[Collected data]
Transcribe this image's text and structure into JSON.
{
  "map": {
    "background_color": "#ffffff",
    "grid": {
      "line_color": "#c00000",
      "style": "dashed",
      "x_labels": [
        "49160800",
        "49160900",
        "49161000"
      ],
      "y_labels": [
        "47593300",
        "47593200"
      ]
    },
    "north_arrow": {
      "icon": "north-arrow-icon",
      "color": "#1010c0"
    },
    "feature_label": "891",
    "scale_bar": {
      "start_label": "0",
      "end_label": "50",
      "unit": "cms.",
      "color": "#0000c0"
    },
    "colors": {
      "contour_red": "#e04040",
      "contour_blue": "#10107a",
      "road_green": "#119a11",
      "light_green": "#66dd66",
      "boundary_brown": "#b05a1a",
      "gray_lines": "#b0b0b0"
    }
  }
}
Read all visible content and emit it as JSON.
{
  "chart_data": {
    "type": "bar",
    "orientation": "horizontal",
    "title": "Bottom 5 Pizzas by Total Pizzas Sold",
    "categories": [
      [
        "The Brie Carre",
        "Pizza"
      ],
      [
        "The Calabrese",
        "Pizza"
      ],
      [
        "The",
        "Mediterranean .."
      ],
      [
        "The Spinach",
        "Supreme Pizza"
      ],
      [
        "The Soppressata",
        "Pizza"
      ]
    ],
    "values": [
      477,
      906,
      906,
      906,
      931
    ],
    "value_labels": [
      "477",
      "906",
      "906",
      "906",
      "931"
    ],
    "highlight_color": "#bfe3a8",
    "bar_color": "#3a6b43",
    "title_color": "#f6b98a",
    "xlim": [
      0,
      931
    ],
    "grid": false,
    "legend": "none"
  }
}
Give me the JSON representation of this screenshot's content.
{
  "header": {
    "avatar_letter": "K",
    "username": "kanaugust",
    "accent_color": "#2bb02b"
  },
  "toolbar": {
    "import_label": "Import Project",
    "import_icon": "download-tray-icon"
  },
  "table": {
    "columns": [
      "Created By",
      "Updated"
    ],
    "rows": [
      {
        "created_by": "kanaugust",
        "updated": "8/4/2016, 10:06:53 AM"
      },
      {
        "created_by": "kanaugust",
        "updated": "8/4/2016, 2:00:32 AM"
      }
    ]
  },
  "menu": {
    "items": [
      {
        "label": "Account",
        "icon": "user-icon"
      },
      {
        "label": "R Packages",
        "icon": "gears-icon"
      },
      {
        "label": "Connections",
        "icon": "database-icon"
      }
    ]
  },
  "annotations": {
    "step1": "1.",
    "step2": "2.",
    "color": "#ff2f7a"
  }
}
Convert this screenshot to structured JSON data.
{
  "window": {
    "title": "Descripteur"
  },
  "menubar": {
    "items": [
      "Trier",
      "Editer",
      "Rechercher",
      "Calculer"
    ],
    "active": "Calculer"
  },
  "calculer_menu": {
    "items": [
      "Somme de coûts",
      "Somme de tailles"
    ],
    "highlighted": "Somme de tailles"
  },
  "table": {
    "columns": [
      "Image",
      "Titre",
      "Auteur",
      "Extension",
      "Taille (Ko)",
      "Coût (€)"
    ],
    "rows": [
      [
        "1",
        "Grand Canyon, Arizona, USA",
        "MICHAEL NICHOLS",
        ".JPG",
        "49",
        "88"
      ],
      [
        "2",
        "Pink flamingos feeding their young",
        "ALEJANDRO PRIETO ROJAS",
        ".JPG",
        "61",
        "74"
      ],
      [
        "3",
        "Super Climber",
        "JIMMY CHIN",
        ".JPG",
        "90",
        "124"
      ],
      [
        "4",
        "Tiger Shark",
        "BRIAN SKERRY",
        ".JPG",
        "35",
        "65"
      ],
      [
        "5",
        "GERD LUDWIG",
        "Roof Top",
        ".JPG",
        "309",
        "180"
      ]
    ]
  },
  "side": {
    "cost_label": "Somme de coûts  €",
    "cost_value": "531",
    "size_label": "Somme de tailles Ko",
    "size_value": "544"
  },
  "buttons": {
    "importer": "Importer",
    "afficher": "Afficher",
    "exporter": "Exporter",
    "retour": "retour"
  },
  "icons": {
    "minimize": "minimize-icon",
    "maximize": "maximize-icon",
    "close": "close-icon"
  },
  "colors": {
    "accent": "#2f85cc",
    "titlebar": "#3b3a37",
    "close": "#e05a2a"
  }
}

WHAT THE TASK ASKS:
Above are some records; repeat all of them exactly.

SOLUTION FOR THIS PROBLEM:
Transcribe this image's text and structure into JSON.
{
  "map": {
    "background_color": "#ffffff",
    "grid": {
      "line_color": "#c00000",
      "style": "dashed",
      "x_labels": [
        "49160800",
        "49160900",
        "49161000"
      ],
      "y_labels": [
        "47593300",
        "47593200"
      ]
    },
    "north_arrow": {
      "icon": "north-arrow-icon",
      "color": "#1010c0"
    },
    "feature_label": "891",
    "scale_bar": {
      "start_label": "0",
      "end_label": "50",
      "unit": "cms.",
      "color": "#0000c0"
    },
    "colors": {
      "contour_red": "#e04040",
      "contour_blue": "#10107a",
      "road_green": "#119a11",
      "light_green": "#66dd66",
      "boundary_brown": "#b05a1a",
      "gray_lines": "#b0b0b0"
    }
  }
}
Read all visible content and emit it as JSON.
{
  "chart_data": {
    "type": "bar",
    "orientation": "horizontal",
    "title": "Bottom 5 Pizzas by Total Pizzas Sold",
    "categories": [
      [
        "The Brie Carre",
        "Pizza"
      ],
      [
        "The Calabrese",
        "Pizza"
      ],
      [
        "The",
        "Mediterranean .."
      ],
      [
        "The Spinach",
        "Supreme Pizza"
      ],
      [
        "The Soppressata",
        "Pizza"
      ]
    ],
    "values": [
      477,
      906,
      906,
      906,
      931
    ],
    "value_labels": [
      "477",
      "906",
      "906",
      "906",
      "931"
    ],
    "highlight_color": "#bfe3a8",
    "bar_color": "#3a6b43",
    "title_color": "#f6b98a",
    "xlim": [
      0,
      931
    ],
    "grid": false,
    "legend": "none"
  }
}
Give me the JSON representation of this screenshot's content.
{
  "header": {
    "avatar_letter": "K",
    "username": "kanaugust",
    "accent_color": "#2bb02b"
  },
  "toolbar": {
    "import_label": "Import Project",
    "import_icon": "download-tray-icon"
  },
  "table": {
    "columns": [
      "Created By",
      "Updated"
    ],
    "rows": [
      {
        "created_by": "kanaugust",
        "updated": "8/4/2016, 10:06:53 AM"
      },
      {
        "created_by": "kanaugust",
        "updated": "8/4/2016, 2:00:32 AM"
      }
    ]
  },
  "menu": {
    "items": [
      {
        "label": "Account",
        "icon": "user-icon"
      },
      {
        "label": "R Packages",
        "icon": "gears-icon"
      },
      {
        "label": "Connections",
        "icon": "database-icon"
      }
    ]
  },
  "annotations": {
    "step1": "1.",
    "step2": "2.",
    "color": "#ff2f7a"
  }
}
Convert this screenshot to structured JSON data.
{
  "window": {
    "title": "Descripteur"
  },
  "menubar": {
    "items": [
      "Trier",
      "Editer",
      "Rechercher",
      "Calculer"
    ],
    "active": "Calculer"
  },
  "calculer_menu": {
    "items": [
      "Somme de coûts",
      "Somme de tailles"
    ],
    "highlighted": "Somme de tailles"
  },
  "table": {
    "columns": [
      "Image",
      "Titre",
      "Auteur",
      "Extension",
      "Taille (Ko)",
      "Coût (€)"
    ],
    "rows": [
      [
        "1",
        "Grand Canyon, Arizona, USA",
        "MICHAEL NICHOLS",
        ".JPG",
        "49",
        "88"
      ],
      [
        "2",
        "Pink flamingos feeding their young",
        "ALEJANDRO PRIETO ROJAS",
        ".JPG",
        "61",
        "74"
      ],
      [
        "3",
        "Super Climber",
        "JIMMY CHIN",
        ".JPG",
        "90",
        "124"
      ],
      [
        "4",
        "Tiger Shark",
        "BRIAN SKERRY",
        ".JPG",
        "35",
        "65"
      ],
      [
        "5",
        "GERD LUDWIG",
        "Roof Top",
        ".JPG",
        "309",
        "180"
      ]
    ]
  },
  "side": {
    "cost_label": "Somme de coûts  €",
    "cost_value": "531",
    "size_label": "Somme de tailles Ko",
    "size_value": "544"
  },
  "buttons": {
    "importer": "Importer",
    "afficher": "Afficher",
    "exporter": "Exporter",
    "retour": "retour"
  },
  "icons": {
    "minimize": "minimize-icon",
    "maximize": "maximize-icon",
    "close": "close-icon"
  },
  "colors": {
    "accent": "#2f85cc",
    "titlebar": "#3b3a37",
    "close": "#e05a2a"
  }
}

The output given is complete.